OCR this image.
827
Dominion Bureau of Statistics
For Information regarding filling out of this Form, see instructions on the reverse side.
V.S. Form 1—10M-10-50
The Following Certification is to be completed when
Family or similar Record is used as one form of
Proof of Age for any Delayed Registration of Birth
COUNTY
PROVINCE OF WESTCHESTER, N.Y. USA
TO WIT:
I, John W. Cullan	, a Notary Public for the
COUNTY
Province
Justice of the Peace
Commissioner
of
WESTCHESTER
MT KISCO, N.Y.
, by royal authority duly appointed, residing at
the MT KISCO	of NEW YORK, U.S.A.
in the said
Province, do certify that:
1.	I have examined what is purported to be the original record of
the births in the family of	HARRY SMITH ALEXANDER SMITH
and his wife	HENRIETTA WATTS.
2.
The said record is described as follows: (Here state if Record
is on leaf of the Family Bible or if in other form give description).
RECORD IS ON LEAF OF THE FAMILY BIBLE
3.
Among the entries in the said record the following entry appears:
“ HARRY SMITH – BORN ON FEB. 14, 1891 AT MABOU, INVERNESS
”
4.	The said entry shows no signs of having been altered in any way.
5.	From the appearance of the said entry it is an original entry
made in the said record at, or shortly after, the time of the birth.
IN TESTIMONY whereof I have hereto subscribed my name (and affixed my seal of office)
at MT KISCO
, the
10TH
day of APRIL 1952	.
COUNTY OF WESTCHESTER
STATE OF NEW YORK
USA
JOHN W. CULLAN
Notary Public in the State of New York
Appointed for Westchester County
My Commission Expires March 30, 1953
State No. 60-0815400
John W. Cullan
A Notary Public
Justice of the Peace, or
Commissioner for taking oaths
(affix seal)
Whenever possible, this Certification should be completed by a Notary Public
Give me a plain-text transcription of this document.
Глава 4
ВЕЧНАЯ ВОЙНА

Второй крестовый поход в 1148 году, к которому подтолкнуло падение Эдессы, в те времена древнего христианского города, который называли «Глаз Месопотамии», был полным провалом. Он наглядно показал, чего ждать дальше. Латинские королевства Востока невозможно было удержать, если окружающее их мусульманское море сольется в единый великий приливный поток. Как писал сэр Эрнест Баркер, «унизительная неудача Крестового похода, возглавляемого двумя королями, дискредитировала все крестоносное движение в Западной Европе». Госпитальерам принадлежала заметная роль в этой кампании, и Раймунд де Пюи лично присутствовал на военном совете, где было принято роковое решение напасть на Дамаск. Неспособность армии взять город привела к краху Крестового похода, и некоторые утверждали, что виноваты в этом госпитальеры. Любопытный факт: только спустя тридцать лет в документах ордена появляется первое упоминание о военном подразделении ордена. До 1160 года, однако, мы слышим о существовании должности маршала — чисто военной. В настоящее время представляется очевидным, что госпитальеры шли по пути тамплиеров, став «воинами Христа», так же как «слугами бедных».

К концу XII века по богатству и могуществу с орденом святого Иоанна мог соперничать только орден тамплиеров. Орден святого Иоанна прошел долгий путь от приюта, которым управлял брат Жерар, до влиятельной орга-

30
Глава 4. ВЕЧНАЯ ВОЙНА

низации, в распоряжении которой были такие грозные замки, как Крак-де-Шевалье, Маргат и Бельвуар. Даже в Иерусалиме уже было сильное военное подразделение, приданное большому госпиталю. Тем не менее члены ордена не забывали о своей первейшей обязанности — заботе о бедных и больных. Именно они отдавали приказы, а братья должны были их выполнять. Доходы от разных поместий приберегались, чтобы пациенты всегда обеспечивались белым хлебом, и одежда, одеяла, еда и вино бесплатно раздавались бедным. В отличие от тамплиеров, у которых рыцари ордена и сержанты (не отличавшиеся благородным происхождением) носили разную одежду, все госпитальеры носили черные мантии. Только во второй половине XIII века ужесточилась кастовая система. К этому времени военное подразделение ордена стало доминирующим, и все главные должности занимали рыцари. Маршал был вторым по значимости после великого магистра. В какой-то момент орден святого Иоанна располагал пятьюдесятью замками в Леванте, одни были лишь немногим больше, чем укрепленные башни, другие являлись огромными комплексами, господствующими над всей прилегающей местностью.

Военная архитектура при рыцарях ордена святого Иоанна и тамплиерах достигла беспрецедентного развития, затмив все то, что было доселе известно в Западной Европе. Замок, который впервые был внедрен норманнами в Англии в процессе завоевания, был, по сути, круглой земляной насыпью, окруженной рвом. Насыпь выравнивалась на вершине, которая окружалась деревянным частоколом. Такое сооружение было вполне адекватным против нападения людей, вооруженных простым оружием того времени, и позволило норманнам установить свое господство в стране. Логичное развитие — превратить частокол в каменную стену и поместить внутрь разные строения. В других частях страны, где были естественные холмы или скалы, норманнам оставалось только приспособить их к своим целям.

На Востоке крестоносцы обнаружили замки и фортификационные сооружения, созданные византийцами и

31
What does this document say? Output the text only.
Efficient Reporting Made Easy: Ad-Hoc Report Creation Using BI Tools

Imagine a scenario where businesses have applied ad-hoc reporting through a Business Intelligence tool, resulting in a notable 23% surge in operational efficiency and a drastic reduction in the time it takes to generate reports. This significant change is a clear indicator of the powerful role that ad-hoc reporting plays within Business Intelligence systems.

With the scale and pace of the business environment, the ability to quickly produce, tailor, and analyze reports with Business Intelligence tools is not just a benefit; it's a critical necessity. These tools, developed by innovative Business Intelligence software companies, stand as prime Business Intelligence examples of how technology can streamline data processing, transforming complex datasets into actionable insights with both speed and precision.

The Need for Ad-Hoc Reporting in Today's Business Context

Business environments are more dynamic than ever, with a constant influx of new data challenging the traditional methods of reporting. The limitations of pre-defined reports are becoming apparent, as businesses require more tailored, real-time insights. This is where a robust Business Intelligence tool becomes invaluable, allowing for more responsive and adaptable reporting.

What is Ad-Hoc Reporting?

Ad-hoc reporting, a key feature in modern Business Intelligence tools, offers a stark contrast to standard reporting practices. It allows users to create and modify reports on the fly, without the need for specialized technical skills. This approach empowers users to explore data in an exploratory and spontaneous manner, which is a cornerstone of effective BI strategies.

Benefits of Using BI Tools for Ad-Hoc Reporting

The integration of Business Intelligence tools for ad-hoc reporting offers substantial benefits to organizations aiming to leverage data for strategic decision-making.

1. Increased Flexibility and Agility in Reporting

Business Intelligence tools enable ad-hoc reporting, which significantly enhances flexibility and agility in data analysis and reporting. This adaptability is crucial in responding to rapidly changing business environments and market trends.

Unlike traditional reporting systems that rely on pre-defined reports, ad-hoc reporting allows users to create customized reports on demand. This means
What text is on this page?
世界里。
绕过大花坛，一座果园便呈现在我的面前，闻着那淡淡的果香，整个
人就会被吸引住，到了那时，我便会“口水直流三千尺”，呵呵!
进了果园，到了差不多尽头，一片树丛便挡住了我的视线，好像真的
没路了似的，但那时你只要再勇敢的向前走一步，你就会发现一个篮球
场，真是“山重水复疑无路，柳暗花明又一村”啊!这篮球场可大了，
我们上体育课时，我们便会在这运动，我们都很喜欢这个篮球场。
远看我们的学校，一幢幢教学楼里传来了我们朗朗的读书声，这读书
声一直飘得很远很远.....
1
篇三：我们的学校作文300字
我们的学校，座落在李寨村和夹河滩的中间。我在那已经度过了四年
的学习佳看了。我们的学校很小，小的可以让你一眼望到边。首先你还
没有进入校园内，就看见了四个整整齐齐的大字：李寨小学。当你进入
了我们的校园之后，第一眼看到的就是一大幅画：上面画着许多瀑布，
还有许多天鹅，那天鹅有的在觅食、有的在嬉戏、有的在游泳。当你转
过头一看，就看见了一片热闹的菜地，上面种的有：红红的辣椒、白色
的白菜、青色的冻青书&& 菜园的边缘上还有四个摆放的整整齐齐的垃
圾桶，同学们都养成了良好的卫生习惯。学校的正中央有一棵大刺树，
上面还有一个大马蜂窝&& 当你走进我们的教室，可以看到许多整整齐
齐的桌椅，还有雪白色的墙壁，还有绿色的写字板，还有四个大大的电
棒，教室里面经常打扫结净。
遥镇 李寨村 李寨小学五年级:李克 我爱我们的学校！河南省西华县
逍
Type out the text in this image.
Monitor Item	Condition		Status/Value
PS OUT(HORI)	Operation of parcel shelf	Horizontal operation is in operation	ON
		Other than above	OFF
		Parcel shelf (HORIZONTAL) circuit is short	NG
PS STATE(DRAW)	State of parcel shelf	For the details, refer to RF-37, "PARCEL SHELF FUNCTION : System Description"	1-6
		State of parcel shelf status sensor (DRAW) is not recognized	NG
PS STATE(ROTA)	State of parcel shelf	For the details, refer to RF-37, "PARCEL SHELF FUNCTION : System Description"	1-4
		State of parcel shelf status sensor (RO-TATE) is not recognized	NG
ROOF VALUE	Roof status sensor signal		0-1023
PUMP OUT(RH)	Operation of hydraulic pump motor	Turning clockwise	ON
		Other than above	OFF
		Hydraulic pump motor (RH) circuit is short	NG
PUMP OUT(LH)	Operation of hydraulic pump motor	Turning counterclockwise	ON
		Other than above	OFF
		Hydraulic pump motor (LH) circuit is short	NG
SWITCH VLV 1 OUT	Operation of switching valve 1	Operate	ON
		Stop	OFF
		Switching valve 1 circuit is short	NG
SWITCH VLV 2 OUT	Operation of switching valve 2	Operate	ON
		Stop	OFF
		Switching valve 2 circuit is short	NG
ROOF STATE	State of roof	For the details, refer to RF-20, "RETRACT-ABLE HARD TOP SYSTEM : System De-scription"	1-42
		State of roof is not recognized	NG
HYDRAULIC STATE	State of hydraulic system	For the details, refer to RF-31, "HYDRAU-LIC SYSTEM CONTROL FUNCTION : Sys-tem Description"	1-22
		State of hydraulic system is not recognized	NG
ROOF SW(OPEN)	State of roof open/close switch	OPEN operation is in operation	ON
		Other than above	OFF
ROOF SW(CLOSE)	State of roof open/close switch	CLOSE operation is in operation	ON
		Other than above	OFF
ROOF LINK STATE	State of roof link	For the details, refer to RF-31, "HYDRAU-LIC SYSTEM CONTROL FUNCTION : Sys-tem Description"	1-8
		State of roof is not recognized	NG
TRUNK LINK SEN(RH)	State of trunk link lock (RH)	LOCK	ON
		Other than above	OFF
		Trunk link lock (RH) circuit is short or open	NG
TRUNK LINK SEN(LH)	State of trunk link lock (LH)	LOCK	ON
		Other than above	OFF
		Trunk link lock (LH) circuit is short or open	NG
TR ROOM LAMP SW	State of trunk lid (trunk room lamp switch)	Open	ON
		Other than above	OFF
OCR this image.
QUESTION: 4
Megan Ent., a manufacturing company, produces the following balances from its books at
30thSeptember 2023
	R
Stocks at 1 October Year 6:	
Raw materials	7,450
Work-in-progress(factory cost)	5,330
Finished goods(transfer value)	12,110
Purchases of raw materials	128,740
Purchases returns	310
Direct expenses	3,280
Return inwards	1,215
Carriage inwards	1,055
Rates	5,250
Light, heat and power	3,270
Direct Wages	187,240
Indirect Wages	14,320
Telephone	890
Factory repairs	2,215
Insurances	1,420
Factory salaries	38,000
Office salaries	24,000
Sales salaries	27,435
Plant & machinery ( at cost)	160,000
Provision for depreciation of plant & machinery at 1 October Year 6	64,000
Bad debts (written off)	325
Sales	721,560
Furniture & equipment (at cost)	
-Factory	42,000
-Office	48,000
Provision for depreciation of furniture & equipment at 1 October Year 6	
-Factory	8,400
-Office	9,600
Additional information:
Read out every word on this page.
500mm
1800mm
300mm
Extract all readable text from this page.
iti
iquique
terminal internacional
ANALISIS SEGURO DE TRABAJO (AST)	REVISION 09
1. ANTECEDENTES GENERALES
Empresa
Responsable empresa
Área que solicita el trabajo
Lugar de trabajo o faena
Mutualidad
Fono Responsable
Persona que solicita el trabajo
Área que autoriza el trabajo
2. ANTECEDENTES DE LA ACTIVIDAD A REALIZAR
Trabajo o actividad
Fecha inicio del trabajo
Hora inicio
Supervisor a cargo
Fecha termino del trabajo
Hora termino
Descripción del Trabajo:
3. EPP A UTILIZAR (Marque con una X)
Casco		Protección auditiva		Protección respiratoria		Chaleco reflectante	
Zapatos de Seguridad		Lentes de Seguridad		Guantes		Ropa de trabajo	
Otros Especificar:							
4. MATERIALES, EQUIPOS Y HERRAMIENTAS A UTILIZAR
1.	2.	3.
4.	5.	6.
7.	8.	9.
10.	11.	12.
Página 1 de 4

▬▬▬▬▬▬▬▬▬▬

Given task — Starting with the line that contains "Extract all readable text from this page.", return each line through the last one of the data above, exactly as written and nothing more.

Full output —
Extract all readable text from this page.
iti
iquique
terminal internacional
ANALISIS SEGURO DE TRABAJO (AST)	REVISION 09
1. ANTECEDENTES GENERALES
Empresa
Responsable empresa
Área que solicita el trabajo
Lugar de trabajo o faena
Mutualidad
Fono Responsable
Persona que solicita el trabajo
Área que autoriza el trabajo
2. ANTECEDENTES DE LA ACTIVIDAD A REALIZAR
Trabajo o actividad
Fecha inicio del trabajo
Hora inicio
Supervisor a cargo
Fecha termino del trabajo
Hora termino
Descripción del Trabajo:
3. EPP A UTILIZAR (Marque con una X)
Casco		Protección auditiva		Protección respiratoria		Chaleco reflectante	
Zapatos de Seguridad		Lentes de Seguridad		Guantes		Ropa de trabajo	
Otros Especificar:							
4. MATERIALES, EQUIPOS Y HERRAMIENTAS A UTILIZAR
1.	2.	3.
4.	5.	6.
7.	8.	9.
10.	11.	12.
Página 1 de 4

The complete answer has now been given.